━━━ PROVIDED RECORDS
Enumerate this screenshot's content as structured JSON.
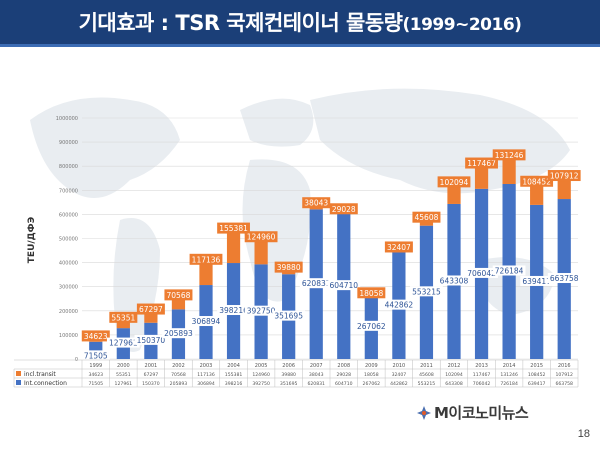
{
  "slide": {
    "title_main": "기대효과 : TSR 국제컨테이너 물동량",
    "title_range": "(1999~2016)",
    "page_number": "18",
    "logo_text": "M이코노미뉴스"
  },
  "colors": {
    "title_bg": "#1b3f78",
    "transit": "#ed7d31",
    "connection": "#4472c4"
  },
  "chart_data": {
    "type": "bar",
    "stacked": true,
    "categories": [
      "1999",
      "2000",
      "2001",
      "2002",
      "2003",
      "2004",
      "2005",
      "2006",
      "2007",
      "2008",
      "2009",
      "2010",
      "2011",
      "2012",
      "2013",
      "2014",
      "2015",
      "2016"
    ],
    "series": [
      {
        "name": "Int.connection",
        "color": "#4472c4",
        "values": [
          71505,
          127961,
          150370,
          205893,
          306894,
          398216,
          392750,
          351695,
          620831,
          604710,
          267062,
          442862,
          553215,
          643308,
          706042,
          726184,
          639417,
          663758
        ]
      },
      {
        "name": "incl.transit",
        "color": "#ed7d31",
        "values": [
          34623,
          55351,
          67297,
          70568,
          117136,
          155381,
          124960,
          39880,
          38043,
          29028,
          18058,
          32407,
          45608,
          102094,
          117467,
          131246,
          108452,
          107912
        ]
      }
    ],
    "table_rows": [
      {
        "label": "incl.transit",
        "values": [
          "34623",
          "55351",
          "67297",
          "70568",
          "117136",
          "155381",
          "124960",
          "39880",
          "38043",
          "29028",
          "18058",
          "32407",
          "45608",
          "102094",
          "117467",
          "131246",
          "108452",
          "107912"
        ]
      },
      {
        "label": "Int.connection",
        "values": [
          "71505",
          "127961",
          "150370",
          "205893",
          "306894",
          "398216",
          "392750",
          "351695",
          "620831",
          "604710",
          "267062",
          "442862",
          "553215",
          "643308",
          "706042",
          "726184",
          "639417",
          "663758"
        ]
      }
    ],
    "yticks": [
      "0",
      "100000",
      "200000",
      "300000",
      "400000",
      "500000",
      "600000",
      "700000",
      "800000",
      "900000",
      "1000000"
    ],
    "ylim": [
      0,
      1000000
    ],
    "ylabel": "TEU/ДФЭ",
    "grid": true
  }
}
━━━━━━
> DIRECTIONS: Tally the lines in the listing that hold "name" and report the number alone.

> REPLY: 2